• Work to do
Find every line with "tarjeta" in it, then report how many there are and nothing more.

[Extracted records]
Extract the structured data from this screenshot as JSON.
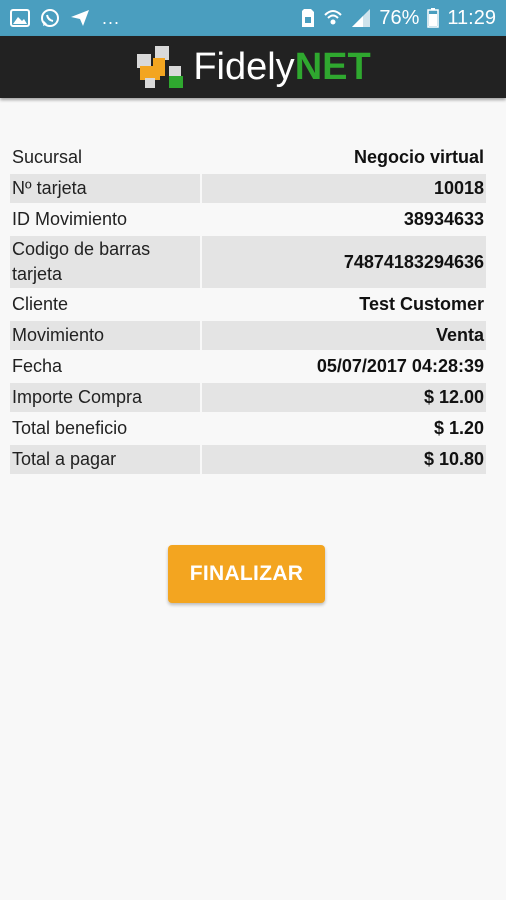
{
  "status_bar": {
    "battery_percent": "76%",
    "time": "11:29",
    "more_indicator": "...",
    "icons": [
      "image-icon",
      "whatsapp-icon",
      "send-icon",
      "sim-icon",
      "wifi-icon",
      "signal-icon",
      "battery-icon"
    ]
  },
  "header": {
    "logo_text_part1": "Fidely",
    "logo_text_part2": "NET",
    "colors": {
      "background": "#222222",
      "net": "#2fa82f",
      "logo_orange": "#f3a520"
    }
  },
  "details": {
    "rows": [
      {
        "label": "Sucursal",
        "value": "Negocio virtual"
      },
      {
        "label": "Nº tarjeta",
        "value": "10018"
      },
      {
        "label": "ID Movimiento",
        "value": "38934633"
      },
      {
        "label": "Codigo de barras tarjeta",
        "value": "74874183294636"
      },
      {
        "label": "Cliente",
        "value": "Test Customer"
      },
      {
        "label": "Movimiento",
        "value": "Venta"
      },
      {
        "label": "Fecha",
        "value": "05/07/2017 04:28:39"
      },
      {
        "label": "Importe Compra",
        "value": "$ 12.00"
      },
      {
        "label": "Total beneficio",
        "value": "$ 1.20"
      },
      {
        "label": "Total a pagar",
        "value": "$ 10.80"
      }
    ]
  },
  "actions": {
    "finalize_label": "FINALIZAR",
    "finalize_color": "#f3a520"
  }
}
==
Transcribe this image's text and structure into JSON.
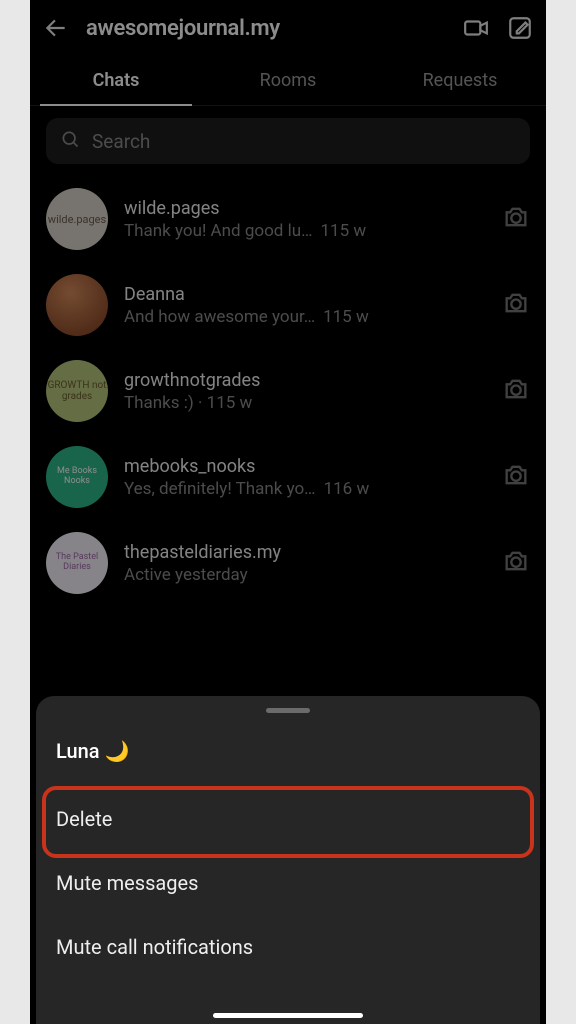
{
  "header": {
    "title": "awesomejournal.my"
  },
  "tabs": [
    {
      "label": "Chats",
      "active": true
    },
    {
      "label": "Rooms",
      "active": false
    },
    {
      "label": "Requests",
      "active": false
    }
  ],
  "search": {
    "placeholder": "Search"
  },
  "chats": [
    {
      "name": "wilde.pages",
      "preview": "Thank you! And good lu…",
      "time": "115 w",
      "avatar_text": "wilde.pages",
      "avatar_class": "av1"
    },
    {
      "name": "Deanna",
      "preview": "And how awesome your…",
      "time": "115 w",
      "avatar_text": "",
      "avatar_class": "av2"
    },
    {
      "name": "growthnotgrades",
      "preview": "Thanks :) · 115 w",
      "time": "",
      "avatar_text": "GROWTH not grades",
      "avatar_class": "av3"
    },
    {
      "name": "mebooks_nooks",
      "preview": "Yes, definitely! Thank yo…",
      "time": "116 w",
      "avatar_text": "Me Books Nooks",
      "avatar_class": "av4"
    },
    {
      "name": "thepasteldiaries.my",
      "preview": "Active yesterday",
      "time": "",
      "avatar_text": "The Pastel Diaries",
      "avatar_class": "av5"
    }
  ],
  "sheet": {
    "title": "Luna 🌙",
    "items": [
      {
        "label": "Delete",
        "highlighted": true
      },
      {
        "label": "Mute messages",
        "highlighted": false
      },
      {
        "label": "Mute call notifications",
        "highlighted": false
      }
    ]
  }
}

• Written response
2